— WHAT YOU NEED TO DO —
Please copy out the lines in the entries that contain "bracket".

[[ DATA SUPPLIED, beginning ]]

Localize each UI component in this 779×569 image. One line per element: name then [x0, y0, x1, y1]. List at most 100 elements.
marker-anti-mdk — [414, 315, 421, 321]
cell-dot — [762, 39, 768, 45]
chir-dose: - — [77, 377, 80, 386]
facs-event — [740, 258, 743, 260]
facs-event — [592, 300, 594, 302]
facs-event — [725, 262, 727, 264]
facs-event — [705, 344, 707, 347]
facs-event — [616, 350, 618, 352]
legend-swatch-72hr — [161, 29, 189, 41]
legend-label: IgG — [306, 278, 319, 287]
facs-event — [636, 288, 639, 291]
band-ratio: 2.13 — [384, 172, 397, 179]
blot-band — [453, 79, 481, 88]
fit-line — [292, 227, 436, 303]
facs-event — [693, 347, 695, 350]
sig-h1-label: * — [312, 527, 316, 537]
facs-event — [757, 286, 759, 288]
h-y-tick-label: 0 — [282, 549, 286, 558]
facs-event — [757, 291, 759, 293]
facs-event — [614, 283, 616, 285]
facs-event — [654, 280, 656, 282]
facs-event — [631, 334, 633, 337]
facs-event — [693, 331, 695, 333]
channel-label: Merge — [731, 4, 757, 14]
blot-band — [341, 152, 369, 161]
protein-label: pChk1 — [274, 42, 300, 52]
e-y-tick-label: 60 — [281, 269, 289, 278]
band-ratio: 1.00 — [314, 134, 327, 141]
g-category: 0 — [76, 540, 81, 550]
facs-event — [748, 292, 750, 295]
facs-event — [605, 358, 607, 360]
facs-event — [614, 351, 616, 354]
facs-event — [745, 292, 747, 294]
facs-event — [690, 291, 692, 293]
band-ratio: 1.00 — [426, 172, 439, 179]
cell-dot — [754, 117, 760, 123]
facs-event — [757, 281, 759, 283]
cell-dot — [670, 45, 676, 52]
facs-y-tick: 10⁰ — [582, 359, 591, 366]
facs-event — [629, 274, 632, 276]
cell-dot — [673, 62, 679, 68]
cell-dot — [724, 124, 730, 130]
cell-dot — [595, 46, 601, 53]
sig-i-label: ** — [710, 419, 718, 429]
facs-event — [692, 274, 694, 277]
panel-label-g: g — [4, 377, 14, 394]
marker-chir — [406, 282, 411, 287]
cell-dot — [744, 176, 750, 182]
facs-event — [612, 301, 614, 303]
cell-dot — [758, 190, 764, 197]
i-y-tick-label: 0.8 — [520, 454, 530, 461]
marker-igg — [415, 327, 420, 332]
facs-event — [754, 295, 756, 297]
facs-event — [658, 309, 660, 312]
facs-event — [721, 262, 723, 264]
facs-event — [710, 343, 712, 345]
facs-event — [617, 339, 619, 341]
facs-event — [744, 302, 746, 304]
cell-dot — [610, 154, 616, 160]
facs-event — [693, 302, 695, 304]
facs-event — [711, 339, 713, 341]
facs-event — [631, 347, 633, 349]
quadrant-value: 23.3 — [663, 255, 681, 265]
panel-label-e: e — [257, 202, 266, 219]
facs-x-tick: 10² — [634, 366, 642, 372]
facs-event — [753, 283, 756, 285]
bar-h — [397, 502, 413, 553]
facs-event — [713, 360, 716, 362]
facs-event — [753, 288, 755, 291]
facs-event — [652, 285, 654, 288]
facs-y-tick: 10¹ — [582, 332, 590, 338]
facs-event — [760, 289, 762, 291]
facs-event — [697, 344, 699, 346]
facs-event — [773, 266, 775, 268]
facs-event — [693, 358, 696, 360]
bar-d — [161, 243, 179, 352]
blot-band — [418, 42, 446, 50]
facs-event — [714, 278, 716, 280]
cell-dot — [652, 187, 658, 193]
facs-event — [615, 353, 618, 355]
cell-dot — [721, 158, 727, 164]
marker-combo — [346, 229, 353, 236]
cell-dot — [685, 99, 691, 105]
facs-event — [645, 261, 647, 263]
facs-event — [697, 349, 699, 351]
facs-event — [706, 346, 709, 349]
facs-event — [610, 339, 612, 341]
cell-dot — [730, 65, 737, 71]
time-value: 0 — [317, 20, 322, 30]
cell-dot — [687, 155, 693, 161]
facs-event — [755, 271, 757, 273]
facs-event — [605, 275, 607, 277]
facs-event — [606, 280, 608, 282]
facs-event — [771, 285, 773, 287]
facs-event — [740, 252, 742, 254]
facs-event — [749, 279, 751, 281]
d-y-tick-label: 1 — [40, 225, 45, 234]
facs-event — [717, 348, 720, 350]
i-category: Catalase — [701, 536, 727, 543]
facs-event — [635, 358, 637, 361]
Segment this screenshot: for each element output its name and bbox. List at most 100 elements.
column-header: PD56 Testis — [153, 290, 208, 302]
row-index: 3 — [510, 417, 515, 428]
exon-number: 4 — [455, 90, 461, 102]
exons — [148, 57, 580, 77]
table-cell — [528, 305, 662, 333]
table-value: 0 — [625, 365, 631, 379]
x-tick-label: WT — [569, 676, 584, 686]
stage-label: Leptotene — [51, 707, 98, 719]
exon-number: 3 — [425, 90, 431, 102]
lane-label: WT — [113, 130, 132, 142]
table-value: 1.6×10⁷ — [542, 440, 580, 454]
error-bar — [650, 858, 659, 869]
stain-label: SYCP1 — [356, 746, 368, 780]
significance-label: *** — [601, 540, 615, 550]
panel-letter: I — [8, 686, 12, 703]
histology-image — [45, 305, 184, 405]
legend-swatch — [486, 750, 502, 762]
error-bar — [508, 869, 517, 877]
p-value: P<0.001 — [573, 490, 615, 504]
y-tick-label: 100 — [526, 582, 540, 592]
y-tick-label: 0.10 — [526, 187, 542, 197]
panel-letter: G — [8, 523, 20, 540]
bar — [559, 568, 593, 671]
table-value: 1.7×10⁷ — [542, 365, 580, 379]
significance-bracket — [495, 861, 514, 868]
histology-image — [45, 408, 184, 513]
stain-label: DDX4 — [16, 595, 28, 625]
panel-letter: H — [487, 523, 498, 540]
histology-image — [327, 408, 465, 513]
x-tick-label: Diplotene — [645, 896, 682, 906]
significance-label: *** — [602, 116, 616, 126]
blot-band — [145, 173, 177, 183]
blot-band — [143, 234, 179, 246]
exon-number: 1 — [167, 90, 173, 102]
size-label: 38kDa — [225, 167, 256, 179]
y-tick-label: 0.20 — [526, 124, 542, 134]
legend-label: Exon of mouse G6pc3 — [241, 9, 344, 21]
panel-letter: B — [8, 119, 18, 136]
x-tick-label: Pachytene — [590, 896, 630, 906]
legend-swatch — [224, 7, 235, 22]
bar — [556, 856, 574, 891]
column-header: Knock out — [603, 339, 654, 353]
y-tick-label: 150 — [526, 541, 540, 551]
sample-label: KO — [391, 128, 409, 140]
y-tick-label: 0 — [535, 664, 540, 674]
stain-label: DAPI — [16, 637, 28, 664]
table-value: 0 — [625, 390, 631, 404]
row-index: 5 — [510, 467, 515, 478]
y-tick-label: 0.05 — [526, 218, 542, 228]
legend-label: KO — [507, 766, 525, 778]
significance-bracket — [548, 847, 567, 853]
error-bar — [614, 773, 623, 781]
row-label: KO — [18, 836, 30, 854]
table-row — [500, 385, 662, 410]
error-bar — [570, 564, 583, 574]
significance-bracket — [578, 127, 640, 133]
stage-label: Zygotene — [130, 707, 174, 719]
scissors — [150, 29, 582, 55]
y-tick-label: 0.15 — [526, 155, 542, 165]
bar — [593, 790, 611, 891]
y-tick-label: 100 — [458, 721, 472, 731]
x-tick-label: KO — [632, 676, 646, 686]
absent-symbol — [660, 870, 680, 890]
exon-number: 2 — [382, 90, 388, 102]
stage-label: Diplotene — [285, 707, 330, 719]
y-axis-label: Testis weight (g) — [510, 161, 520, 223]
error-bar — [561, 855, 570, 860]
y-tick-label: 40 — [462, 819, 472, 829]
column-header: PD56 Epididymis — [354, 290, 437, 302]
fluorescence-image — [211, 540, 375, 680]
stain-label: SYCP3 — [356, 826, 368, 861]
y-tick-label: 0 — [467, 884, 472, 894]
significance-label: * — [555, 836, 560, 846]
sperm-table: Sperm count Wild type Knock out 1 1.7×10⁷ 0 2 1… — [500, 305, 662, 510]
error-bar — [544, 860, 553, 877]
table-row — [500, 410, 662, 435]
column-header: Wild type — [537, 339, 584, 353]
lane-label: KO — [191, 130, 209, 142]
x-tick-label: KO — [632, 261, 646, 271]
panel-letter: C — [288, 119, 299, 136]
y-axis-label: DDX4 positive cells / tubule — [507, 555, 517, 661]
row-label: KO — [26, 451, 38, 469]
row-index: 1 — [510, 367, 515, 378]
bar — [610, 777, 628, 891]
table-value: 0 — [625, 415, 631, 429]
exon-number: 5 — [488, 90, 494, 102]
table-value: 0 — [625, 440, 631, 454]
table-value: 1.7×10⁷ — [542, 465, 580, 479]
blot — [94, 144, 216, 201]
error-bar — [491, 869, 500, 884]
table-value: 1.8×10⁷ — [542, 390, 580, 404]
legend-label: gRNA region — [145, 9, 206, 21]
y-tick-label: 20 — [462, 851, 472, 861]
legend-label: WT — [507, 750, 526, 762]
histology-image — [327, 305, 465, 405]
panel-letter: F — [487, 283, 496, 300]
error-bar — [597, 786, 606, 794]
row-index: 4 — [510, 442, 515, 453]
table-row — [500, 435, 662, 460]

[[ DATA SUPPLIED, end ]]

— REPLY TO THE EXERCISE —
significance-bracket — [495, 861, 514, 868]
significance-bracket — [548, 847, 567, 853]
significance-bracket — [578, 127, 640, 133]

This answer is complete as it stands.